■ **STORED RECORDS**:
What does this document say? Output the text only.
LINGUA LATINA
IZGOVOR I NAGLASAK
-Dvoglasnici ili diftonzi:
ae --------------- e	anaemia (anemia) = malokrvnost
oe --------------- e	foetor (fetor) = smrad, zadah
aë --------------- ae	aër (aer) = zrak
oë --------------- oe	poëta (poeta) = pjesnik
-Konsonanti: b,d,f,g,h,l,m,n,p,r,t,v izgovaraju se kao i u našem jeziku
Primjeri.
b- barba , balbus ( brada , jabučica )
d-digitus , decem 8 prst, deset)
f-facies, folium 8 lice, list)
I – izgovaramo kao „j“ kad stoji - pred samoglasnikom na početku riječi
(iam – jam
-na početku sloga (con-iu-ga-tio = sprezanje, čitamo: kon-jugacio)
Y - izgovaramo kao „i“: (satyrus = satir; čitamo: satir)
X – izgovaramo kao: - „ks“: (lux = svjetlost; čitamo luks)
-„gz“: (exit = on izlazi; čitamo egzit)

■ **STATED TASK**: Write out all the records above again, exactly as they stand.

■ **TASK ANSWER**:
What does this document say? Output the text only.
LINGUA LATINA
IZGOVOR I NAGLASAK
-Dvoglasnici ili diftonzi:
ae --------------- e	anaemia (anemia) = malokrvnost
oe --------------- e	foetor (fetor) = smrad, zadah
aë --------------- ae	aër (aer) = zrak
oë --------------- oe	poëta (poeta) = pjesnik
-Konsonanti: b,d,f,g,h,l,m,n,p,r,t,v izgovaraju se kao i u našem jeziku
Primjeri.
b- barba , balbus ( brada , jabučica )
d-digitus , decem 8 prst, deset)
f-facies, folium 8 lice, list)
I – izgovaramo kao „j“ kad stoji - pred samoglasnikom na početku riječi
(iam – jam
-na početku sloga (con-iu-ga-tio = sprezanje, čitamo: kon-jugacio)
Y - izgovaramo kao „i“: (satyrus = satir; čitamo: satir)
X – izgovaramo kao: - „ks“: (lux = svjetlost; čitamo luks)
-„gz“: (exit = on izlazi; čitamo egzit)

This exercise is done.